◆ **EXERCISE DESCRIPTION**: Word for word, retype every entry in the listing.

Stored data
********

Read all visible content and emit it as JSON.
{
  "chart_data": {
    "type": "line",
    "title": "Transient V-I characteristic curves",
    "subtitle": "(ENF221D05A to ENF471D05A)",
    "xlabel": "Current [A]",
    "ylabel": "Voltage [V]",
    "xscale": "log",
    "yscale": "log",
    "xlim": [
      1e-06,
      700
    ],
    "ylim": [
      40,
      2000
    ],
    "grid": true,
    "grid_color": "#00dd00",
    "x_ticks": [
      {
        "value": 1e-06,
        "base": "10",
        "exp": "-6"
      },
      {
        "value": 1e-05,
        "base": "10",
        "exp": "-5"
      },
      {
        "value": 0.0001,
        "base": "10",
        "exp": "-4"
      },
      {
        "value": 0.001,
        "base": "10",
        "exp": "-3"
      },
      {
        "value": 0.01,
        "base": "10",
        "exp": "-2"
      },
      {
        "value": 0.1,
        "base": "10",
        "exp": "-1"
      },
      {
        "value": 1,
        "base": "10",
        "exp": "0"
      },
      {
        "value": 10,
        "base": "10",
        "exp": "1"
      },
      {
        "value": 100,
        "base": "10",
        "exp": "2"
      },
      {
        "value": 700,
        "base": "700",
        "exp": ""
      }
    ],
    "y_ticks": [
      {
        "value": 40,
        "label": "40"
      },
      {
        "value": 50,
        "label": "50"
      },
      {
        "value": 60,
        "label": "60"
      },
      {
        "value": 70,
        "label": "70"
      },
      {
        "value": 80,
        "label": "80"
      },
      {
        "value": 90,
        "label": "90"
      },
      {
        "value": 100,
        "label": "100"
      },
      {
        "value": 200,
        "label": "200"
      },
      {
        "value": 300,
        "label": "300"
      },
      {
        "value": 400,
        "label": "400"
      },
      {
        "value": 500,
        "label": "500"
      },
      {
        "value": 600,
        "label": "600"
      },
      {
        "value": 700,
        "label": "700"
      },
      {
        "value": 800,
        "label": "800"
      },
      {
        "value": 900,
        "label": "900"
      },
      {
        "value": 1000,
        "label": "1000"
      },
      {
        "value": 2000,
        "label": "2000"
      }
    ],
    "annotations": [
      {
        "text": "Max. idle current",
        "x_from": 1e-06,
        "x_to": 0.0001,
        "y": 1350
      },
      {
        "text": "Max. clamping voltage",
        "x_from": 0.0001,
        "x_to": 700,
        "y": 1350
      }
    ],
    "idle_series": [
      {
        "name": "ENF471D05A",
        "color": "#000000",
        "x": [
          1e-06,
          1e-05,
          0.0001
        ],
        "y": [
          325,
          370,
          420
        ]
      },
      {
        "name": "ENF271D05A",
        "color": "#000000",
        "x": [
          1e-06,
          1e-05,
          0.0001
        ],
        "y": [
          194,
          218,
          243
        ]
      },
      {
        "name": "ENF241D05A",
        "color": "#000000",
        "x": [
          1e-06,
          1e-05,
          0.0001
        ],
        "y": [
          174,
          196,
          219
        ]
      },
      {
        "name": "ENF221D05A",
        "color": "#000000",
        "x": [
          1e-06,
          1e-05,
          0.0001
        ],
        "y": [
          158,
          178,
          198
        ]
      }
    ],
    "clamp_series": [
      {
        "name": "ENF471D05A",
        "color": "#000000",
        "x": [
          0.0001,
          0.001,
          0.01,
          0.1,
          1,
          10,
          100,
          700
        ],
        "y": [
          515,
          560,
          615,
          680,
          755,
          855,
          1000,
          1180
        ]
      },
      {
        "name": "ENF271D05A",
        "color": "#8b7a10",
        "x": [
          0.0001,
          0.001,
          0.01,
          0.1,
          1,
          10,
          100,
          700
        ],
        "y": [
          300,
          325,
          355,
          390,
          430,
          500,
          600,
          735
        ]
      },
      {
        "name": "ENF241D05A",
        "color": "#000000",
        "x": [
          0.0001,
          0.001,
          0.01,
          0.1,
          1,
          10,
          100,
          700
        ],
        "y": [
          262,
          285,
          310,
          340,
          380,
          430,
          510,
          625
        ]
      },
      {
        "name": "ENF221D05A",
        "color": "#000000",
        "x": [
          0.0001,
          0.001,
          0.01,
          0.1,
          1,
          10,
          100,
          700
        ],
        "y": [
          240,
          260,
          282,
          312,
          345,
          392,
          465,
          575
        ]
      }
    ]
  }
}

********

◆ **ANSWER**:
Read all visible content and emit it as JSON.
{
  "chart_data": {
    "type": "line",
    "title": "Transient V-I characteristic curves",
    "subtitle": "(ENF221D05A to ENF471D05A)",
    "xlabel": "Current [A]",
    "ylabel": "Voltage [V]",
    "xscale": "log",
    "yscale": "log",
    "xlim": [
      1e-06,
      700
    ],
    "ylim": [
      40,
      2000
    ],
    "grid": true,
    "grid_color": "#00dd00",
    "x_ticks": [
      {
        "value": 1e-06,
        "base": "10",
        "exp": "-6"
      },
      {
        "value": 1e-05,
        "base": "10",
        "exp": "-5"
      },
      {
        "value": 0.0001,
        "base": "10",
        "exp": "-4"
      },
      {
        "value": 0.001,
        "base": "10",
        "exp": "-3"
      },
      {
        "value": 0.01,
        "base": "10",
        "exp": "-2"
      },
      {
        "value": 0.1,
        "base": "10",
        "exp": "-1"
      },
      {
        "value": 1,
        "base": "10",
        "exp": "0"
      },
      {
        "value": 10,
        "base": "10",
        "exp": "1"
      },
      {
        "value": 100,
        "base": "10",
        "exp": "2"
      },
      {
        "value": 700,
        "base": "700",
        "exp": ""
      }
    ],
    "y_ticks": [
      {
        "value": 40,
        "label": "40"
      },
      {
        "value": 50,
        "label": "50"
      },
      {
        "value": 60,
        "label": "60"
      },
      {
        "value": 70,
        "label": "70"
      },
      {
        "value": 80,
        "label": "80"
      },
      {
        "value": 90,
        "label": "90"
      },
      {
        "value": 100,
        "label": "100"
      },
      {
        "value": 200,
        "label": "200"
      },
      {
        "value": 300,
        "label": "300"
      },
      {
        "value": 400,
        "label": "400"
      },
      {
        "value": 500,
        "label": "500"
      },
      {
        "value": 600,
        "label": "600"
      },
      {
        "value": 700,
        "label": "700"
      },
      {
        "value": 800,
        "label": "800"
      },
      {
        "value": 900,
        "label": "900"
      },
      {
        "value": 1000,
        "label": "1000"
      },
      {
        "value": 2000,
        "label": "2000"
      }
    ],
    "annotations": [
      {
        "text": "Max. idle current",
        "x_from": 1e-06,
        "x_to": 0.0001,
        "y": 1350
      },
      {
        "text": "Max. clamping voltage",
        "x_from": 0.0001,
        "x_to": 700,
        "y": 1350
      }
    ],
    "idle_series": [
      {
        "name": "ENF471D05A",
        "color": "#000000",
        "x": [
          1e-06,
          1e-05,
          0.0001
        ],
        "y": [
          325,
          370,
          420
        ]
      },
      {
        "name": "ENF271D05A",
        "color": "#000000",
        "x": [
          1e-06,
          1e-05,
          0.0001
        ],
        "y": [
          194,
          218,
          243
        ]
      },
      {
        "name": "ENF241D05A",
        "color": "#000000",
        "x": [
          1e-06,
          1e-05,
          0.0001
        ],
        "y": [
          174,
          196,
          219
        ]
      },
      {
        "name": "ENF221D05A",
        "color": "#000000",
        "x": [
          1e-06,
          1e-05,
          0.0001
        ],
        "y": [
          158,
          178,
          198
        ]
      }
    ],
    "clamp_series": [
      {
        "name": "ENF471D05A",
        "color": "#000000",
        "x": [
          0.0001,
          0.001,
          0.01,
          0.1,
          1,
          10,
          100,
          700
        ],
        "y": [
          515,
          560,
          615,
          680,
          755,
          855,
          1000,
          1180
        ]
      },
      {
        "name": "ENF271D05A",
        "color": "#8b7a10",
        "x": [
          0.0001,
          0.001,
          0.01,
          0.1,
          1,
          10,
          100,
          700
        ],
        "y": [
          300,
          325,
          355,
          390,
          430,
          500,
          600,
          735
        ]
      },
      {
        "name": "ENF241D05A",
        "color": "#000000",
        "x": [
          0.0001,
          0.001,
          0.01,
          0.1,
          1,
          10,
          100,
          700
        ],
        "y": [
          262,
          285,
          310,
          340,
          380,
          430,
          510,
          625
        ]
      },
      {
        "name": "ENF221D05A",
        "color": "#000000",
        "x": [
          0.0001,
          0.001,
          0.01,
          0.1,
          1,
          10,
          100,
          700
        ],
        "y": [
          240,
          260,
          282,
          312,
          345,
          392,
          465,
          575
        ]
      }
    ]
  }
}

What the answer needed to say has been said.